** BEGIN EXTRACTED DATA **

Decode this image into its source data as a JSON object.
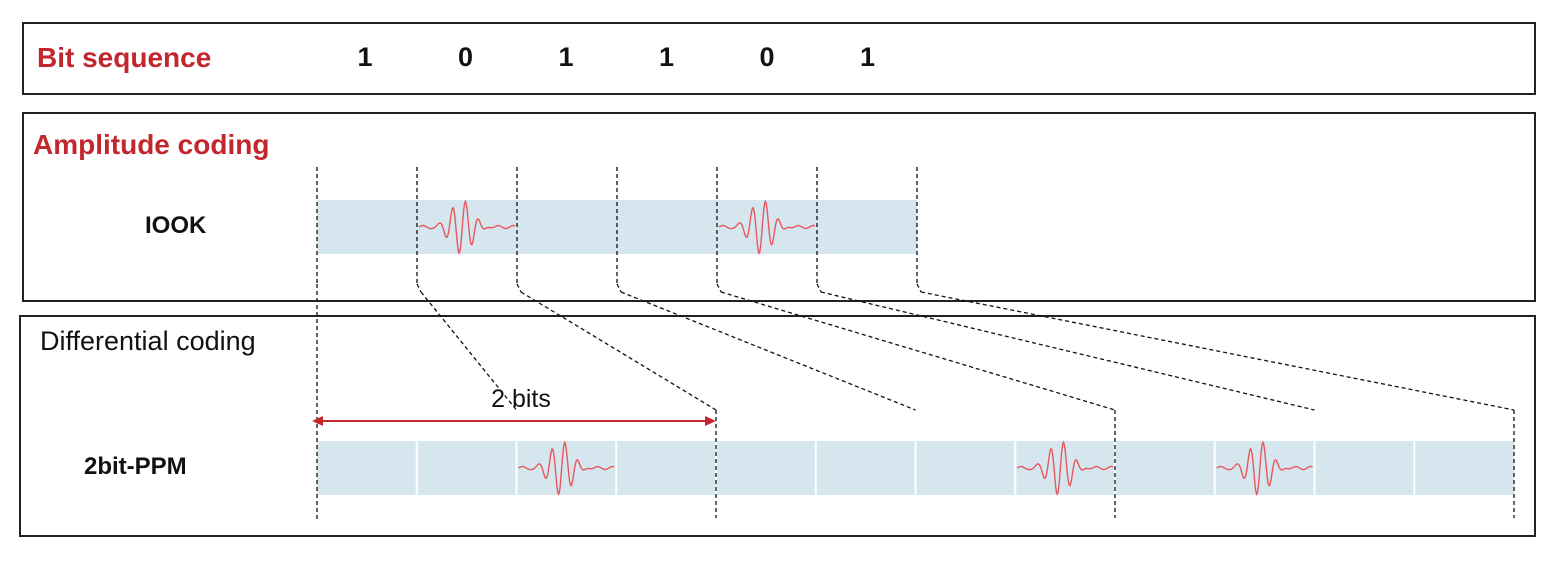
{
  "bit_panel": {
    "title": "Bit sequence",
    "bits": [
      "1",
      "0",
      "1",
      "1",
      "0",
      "1"
    ]
  },
  "amplitude_panel": {
    "title": "Amplitude coding",
    "row_label": "IOOK",
    "slots": 6,
    "pulse_slots": [
      1,
      4
    ]
  },
  "differential_panel": {
    "title": "Differential coding",
    "row_label": "2bit-PPM",
    "slots": 12,
    "pulse_slots": [
      2,
      7,
      9
    ],
    "span_label": "2 bits"
  },
  "colors": {
    "title_red": "#c1272d",
    "slot_fill": "#d6e6ee",
    "pulse": "#e8575c",
    "arrow": "#c1272d"
  }
}
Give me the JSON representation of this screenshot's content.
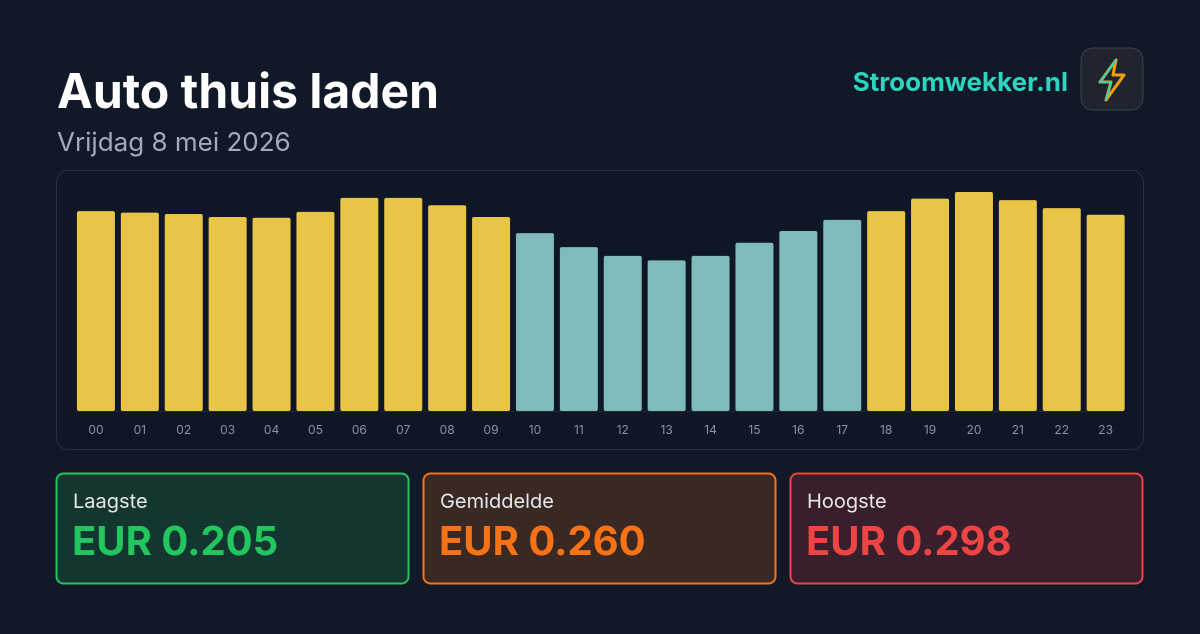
{
  "chart_data": {
    "type": "bar",
    "title": "Auto thuis laden",
    "subtitle": "Vrijdag 8 mei 2026",
    "brand": "Stroomwekker.nl",
    "categories": [
      "00",
      "01",
      "02",
      "03",
      "04",
      "05",
      "06",
      "07",
      "08",
      "09",
      "10",
      "11",
      "12",
      "13",
      "14",
      "15",
      "16",
      "17",
      "18",
      "19",
      "20",
      "21",
      "22",
      "23"
    ],
    "values": [
      0.272,
      0.27,
      0.268,
      0.264,
      0.263,
      0.271,
      0.29,
      0.29,
      0.28,
      0.264,
      0.242,
      0.223,
      0.211,
      0.205,
      0.211,
      0.229,
      0.245,
      0.26,
      0.272,
      0.289,
      0.298,
      0.287,
      0.276,
      0.267
    ],
    "colors": [
      "#e8c547",
      "#e8c547",
      "#e8c547",
      "#e8c547",
      "#e8c547",
      "#e8c547",
      "#e8c547",
      "#e8c547",
      "#e8c547",
      "#e8c547",
      "#7fbbbb",
      "#7fbbbb",
      "#7fbbbb",
      "#7fbbbb",
      "#7fbbbb",
      "#7fbbbb",
      "#7fbbbb",
      "#7fbbbb",
      "#e8c547",
      "#e8c547",
      "#e8c547",
      "#e8c547",
      "#e8c547",
      "#e8c547"
    ],
    "stats": {
      "labels": [
        "Laagste",
        "Gemiddelde",
        "Hoogste"
      ],
      "values": [
        0.205,
        0.26,
        0.298
      ],
      "value_labels": [
        "EUR 0.205",
        "EUR 0.260",
        "EUR 0.298"
      ],
      "colors": [
        "#22c55e",
        "#f97316",
        "#ef4444"
      ]
    }
  }
}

** END EXTRACTED DATA **

__TASK DETAILS__: Give a single number: the count of lines above that include the word "coding".

__FINISHED EXERCISE__: 2